DATA SHOWN ->
□ □ □ □ □ □ □
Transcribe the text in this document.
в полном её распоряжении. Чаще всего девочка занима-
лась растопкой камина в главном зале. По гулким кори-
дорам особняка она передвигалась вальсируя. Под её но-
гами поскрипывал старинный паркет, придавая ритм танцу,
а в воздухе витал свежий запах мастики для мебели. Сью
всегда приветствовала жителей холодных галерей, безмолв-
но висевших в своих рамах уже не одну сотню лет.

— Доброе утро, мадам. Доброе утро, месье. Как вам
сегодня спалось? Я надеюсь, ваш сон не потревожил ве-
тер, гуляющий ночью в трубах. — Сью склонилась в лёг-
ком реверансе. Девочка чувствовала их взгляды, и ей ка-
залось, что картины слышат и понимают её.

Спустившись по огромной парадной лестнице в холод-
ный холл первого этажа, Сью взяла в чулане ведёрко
□ □ □ □ □ □ □
WRITTEN INSTRUCTION ->
Set down every record above exactly as given.

SOLVED PROBLEM ->
Transcribe the text in this document.
в полном её распоряжении. Чаще всего девочка занима-
лась растопкой камина в главном зале. По гулким кори-
дорам особняка она передвигалась вальсируя. Под её но-
гами поскрипывал старинный паркет, придавая ритм танцу,
а в воздухе витал свежий запах мастики для мебели. Сью
всегда приветствовала жителей холодных галерей, безмолв-
но висевших в своих рамах уже не одну сотню лет.

— Доброе утро, мадам. Доброе утро, месье. Как вам
сегодня спалось? Я надеюсь, ваш сон не потревожил ве-
тер, гуляющий ночью в трубах. — Сью склонилась в лёг-
ком реверансе. Девочка чувствовала их взгляды, и ей ка-
залось, что картины слышат и понимают её.

Спустившись по огромной парадной лестнице в холод-
ный холл первого этажа, Сью взяла в чулане ведёрко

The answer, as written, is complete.